----- Task material -----

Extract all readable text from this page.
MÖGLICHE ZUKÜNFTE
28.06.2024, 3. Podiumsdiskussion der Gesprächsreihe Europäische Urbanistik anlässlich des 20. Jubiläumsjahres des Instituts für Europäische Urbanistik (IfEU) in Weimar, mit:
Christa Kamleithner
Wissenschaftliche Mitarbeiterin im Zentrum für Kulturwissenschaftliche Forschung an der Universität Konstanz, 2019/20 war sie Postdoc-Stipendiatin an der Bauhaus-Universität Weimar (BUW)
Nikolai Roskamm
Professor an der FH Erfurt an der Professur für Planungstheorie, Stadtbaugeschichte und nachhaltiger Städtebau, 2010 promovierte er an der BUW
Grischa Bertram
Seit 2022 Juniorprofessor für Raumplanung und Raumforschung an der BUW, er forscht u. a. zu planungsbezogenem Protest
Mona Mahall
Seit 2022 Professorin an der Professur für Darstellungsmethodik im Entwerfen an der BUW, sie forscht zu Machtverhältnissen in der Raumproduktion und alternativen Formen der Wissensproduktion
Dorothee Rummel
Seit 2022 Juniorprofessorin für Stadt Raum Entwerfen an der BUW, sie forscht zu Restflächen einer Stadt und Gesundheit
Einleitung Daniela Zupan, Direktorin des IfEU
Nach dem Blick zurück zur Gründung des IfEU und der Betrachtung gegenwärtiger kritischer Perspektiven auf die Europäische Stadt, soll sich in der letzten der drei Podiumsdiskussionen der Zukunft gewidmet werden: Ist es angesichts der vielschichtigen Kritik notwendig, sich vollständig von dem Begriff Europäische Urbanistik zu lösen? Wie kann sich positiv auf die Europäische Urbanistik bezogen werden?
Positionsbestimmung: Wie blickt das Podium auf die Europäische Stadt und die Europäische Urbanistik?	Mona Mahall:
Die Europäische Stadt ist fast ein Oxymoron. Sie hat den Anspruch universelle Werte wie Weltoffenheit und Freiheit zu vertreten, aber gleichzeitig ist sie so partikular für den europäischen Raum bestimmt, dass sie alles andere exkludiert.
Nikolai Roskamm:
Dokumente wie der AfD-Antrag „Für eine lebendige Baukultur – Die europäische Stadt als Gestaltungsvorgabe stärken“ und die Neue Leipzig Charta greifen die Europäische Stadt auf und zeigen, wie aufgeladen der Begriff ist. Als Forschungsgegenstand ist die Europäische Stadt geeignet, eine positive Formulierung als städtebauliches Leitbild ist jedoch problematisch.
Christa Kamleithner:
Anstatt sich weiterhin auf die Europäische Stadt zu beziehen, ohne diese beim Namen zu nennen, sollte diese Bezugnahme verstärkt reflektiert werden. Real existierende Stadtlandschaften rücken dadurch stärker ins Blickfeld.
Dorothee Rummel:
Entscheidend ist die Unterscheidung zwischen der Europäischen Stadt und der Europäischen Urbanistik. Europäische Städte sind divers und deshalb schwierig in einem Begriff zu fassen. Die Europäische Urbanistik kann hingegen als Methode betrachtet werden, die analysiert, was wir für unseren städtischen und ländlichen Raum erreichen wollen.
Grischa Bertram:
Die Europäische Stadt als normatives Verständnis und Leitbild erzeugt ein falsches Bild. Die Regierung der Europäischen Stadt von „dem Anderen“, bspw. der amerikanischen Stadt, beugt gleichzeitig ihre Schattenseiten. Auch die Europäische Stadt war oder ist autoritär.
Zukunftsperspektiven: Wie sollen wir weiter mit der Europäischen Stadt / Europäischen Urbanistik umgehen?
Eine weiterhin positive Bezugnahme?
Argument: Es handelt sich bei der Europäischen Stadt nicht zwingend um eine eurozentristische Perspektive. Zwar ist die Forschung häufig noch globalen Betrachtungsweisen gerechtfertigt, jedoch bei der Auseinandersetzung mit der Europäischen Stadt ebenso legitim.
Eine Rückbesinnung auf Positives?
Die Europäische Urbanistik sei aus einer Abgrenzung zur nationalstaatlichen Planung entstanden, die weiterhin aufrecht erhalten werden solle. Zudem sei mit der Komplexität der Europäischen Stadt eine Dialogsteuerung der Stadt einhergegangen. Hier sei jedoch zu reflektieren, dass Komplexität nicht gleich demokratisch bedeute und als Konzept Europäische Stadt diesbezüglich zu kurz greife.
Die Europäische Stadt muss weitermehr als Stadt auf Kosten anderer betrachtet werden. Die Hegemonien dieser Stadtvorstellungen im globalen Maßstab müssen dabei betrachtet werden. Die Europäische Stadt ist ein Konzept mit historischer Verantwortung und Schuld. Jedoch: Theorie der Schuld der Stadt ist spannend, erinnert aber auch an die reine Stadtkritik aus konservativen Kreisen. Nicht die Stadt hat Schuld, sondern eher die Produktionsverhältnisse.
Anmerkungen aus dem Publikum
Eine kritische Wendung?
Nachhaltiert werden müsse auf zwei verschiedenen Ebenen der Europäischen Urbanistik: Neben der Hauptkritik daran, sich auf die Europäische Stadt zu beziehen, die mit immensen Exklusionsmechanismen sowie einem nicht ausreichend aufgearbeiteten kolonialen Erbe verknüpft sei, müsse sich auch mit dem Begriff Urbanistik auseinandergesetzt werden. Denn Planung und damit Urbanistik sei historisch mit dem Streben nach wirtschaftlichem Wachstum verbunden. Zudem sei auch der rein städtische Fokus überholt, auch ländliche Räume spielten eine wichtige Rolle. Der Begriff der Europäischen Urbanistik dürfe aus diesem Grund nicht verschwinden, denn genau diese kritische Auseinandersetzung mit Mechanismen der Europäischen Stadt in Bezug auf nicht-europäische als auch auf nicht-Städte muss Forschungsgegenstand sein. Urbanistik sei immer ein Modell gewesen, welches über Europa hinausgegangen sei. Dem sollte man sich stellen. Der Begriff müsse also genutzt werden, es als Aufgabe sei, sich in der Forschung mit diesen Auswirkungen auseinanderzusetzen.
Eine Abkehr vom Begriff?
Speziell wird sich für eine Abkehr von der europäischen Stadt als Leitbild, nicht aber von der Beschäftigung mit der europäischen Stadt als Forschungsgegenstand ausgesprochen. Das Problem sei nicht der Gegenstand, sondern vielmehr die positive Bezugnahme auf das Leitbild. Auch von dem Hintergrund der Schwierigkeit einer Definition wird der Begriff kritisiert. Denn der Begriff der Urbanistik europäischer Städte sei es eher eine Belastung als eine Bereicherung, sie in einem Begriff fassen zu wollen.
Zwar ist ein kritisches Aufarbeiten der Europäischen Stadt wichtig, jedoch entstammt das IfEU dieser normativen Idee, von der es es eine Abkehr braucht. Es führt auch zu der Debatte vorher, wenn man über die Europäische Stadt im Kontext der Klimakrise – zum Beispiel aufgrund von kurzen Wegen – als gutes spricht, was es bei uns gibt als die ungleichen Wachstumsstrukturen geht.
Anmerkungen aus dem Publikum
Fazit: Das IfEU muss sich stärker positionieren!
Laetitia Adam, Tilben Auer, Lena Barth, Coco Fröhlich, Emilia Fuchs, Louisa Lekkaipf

-----

### Exercise
Each line of the listing above should be output exactly.

### Written response
Extract all readable text from this page.
MÖGLICHE ZUKÜNFTE
28.06.2024, 3. Podiumsdiskussion der Gesprächsreihe Europäische Urbanistik anlässlich des 20. Jubiläumsjahres des Instituts für Europäische Urbanistik (IfEU) in Weimar, mit:
Christa Kamleithner
Wissenschaftliche Mitarbeiterin im Zentrum für Kulturwissenschaftliche Forschung an der Universität Konstanz, 2019/20 war sie Postdoc-Stipendiatin an der Bauhaus-Universität Weimar (BUW)
Nikolai Roskamm
Professor an der FH Erfurt an der Professur für Planungstheorie, Stadtbaugeschichte und nachhaltiger Städtebau, 2010 promovierte er an der BUW
Grischa Bertram
Seit 2022 Juniorprofessor für Raumplanung und Raumforschung an der BUW, er forscht u. a. zu planungsbezogenem Protest
Mona Mahall
Seit 2022 Professorin an der Professur für Darstellungsmethodik im Entwerfen an der BUW, sie forscht zu Machtverhältnissen in der Raumproduktion und alternativen Formen der Wissensproduktion
Dorothee Rummel
Seit 2022 Juniorprofessorin für Stadt Raum Entwerfen an der BUW, sie forscht zu Restflächen einer Stadt und Gesundheit
Einleitung Daniela Zupan, Direktorin des IfEU
Nach dem Blick zurück zur Gründung des IfEU und der Betrachtung gegenwärtiger kritischer Perspektiven auf die Europäische Stadt, soll sich in der letzten der drei Podiumsdiskussionen der Zukunft gewidmet werden: Ist es angesichts der vielschichtigen Kritik notwendig, sich vollständig von dem Begriff Europäische Urbanistik zu lösen? Wie kann sich positiv auf die Europäische Urbanistik bezogen werden?
Positionsbestimmung: Wie blickt das Podium auf die Europäische Stadt und die Europäische Urbanistik?	Mona Mahall:
Die Europäische Stadt ist fast ein Oxymoron. Sie hat den Anspruch universelle Werte wie Weltoffenheit und Freiheit zu vertreten, aber gleichzeitig ist sie so partikular für den europäischen Raum bestimmt, dass sie alles andere exkludiert.
Nikolai Roskamm:
Dokumente wie der AfD-Antrag „Für eine lebendige Baukultur – Die europäische Stadt als Gestaltungsvorgabe stärken“ und die Neue Leipzig Charta greifen die Europäische Stadt auf und zeigen, wie aufgeladen der Begriff ist. Als Forschungsgegenstand ist die Europäische Stadt geeignet, eine positive Formulierung als städtebauliches Leitbild ist jedoch problematisch.
Christa Kamleithner:
Anstatt sich weiterhin auf die Europäische Stadt zu beziehen, ohne diese beim Namen zu nennen, sollte diese Bezugnahme verstärkt reflektiert werden. Real existierende Stadtlandschaften rücken dadurch stärker ins Blickfeld.
Dorothee Rummel:
Entscheidend ist die Unterscheidung zwischen der Europäischen Stadt und der Europäischen Urbanistik. Europäische Städte sind divers und deshalb schwierig in einem Begriff zu fassen. Die Europäische Urbanistik kann hingegen als Methode betrachtet werden, die analysiert, was wir für unseren städtischen und ländlichen Raum erreichen wollen.
Grischa Bertram:
Die Europäische Stadt als normatives Verständnis und Leitbild erzeugt ein falsches Bild. Die Regierung der Europäischen Stadt von „dem Anderen“, bspw. der amerikanischen Stadt, beugt gleichzeitig ihre Schattenseiten. Auch die Europäische Stadt war oder ist autoritär.
Zukunftsperspektiven: Wie sollen wir weiter mit der Europäischen Stadt / Europäischen Urbanistik umgehen?
Eine weiterhin positive Bezugnahme?
Argument: Es handelt sich bei der Europäischen Stadt nicht zwingend um eine eurozentristische Perspektive. Zwar ist die Forschung häufig noch globalen Betrachtungsweisen gerechtfertigt, jedoch bei der Auseinandersetzung mit der Europäischen Stadt ebenso legitim.
Eine Rückbesinnung auf Positives?
Die Europäische Urbanistik sei aus einer Abgrenzung zur nationalstaatlichen Planung entstanden, die weiterhin aufrecht erhalten werden solle. Zudem sei mit der Komplexität der Europäischen Stadt eine Dialogsteuerung der Stadt einhergegangen. Hier sei jedoch zu reflektieren, dass Komplexität nicht gleich demokratisch bedeute und als Konzept Europäische Stadt diesbezüglich zu kurz greife.
Die Europäische Stadt muss weitermehr als Stadt auf Kosten anderer betrachtet werden. Die Hegemonien dieser Stadtvorstellungen im globalen Maßstab müssen dabei betrachtet werden. Die Europäische Stadt ist ein Konzept mit historischer Verantwortung und Schuld. Jedoch: Theorie der Schuld der Stadt ist spannend, erinnert aber auch an die reine Stadtkritik aus konservativen Kreisen. Nicht die Stadt hat Schuld, sondern eher die Produktionsverhältnisse.
Anmerkungen aus dem Publikum
Eine kritische Wendung?
Nachhaltiert werden müsse auf zwei verschiedenen Ebenen der Europäischen Urbanistik: Neben der Hauptkritik daran, sich auf die Europäische Stadt zu beziehen, die mit immensen Exklusionsmechanismen sowie einem nicht ausreichend aufgearbeiteten kolonialen Erbe verknüpft sei, müsse sich auch mit dem Begriff Urbanistik auseinandergesetzt werden. Denn Planung und damit Urbanistik sei historisch mit dem Streben nach wirtschaftlichem Wachstum verbunden. Zudem sei auch der rein städtische Fokus überholt, auch ländliche Räume spielten eine wichtige Rolle. Der Begriff der Europäischen Urbanistik dürfe aus diesem Grund nicht verschwinden, denn genau diese kritische Auseinandersetzung mit Mechanismen der Europäischen Stadt in Bezug auf nicht-europäische als auch auf nicht-Städte muss Forschungsgegenstand sein. Urbanistik sei immer ein Modell gewesen, welches über Europa hinausgegangen sei. Dem sollte man sich stellen. Der Begriff müsse also genutzt werden, es als Aufgabe sei, sich in der Forschung mit diesen Auswirkungen auseinanderzusetzen.
Eine Abkehr vom Begriff?
Speziell wird sich für eine Abkehr von der europäischen Stadt als Leitbild, nicht aber von der Beschäftigung mit der europäischen Stadt als Forschungsgegenstand ausgesprochen. Das Problem sei nicht der Gegenstand, sondern vielmehr die positive Bezugnahme auf das Leitbild. Auch von dem Hintergrund der Schwierigkeit einer Definition wird der Begriff kritisiert. Denn der Begriff der Urbanistik europäischer Städte sei es eher eine Belastung als eine Bereicherung, sie in einem Begriff fassen zu wollen.
Zwar ist ein kritisches Aufarbeiten der Europäischen Stadt wichtig, jedoch entstammt das IfEU dieser normativen Idee, von der es es eine Abkehr braucht. Es führt auch zu der Debatte vorher, wenn man über die Europäische Stadt im Kontext der Klimakrise – zum Beispiel aufgrund von kurzen Wegen – als gutes spricht, was es bei uns gibt als die ungleichen Wachstumsstrukturen geht.
Anmerkungen aus dem Publikum
Fazit: Das IfEU muss sich stärker positionieren!
Laetitia Adam, Tilben Auer, Lena Barth, Coco Fröhlich, Emilia Fuchs, Louisa Lekkaipf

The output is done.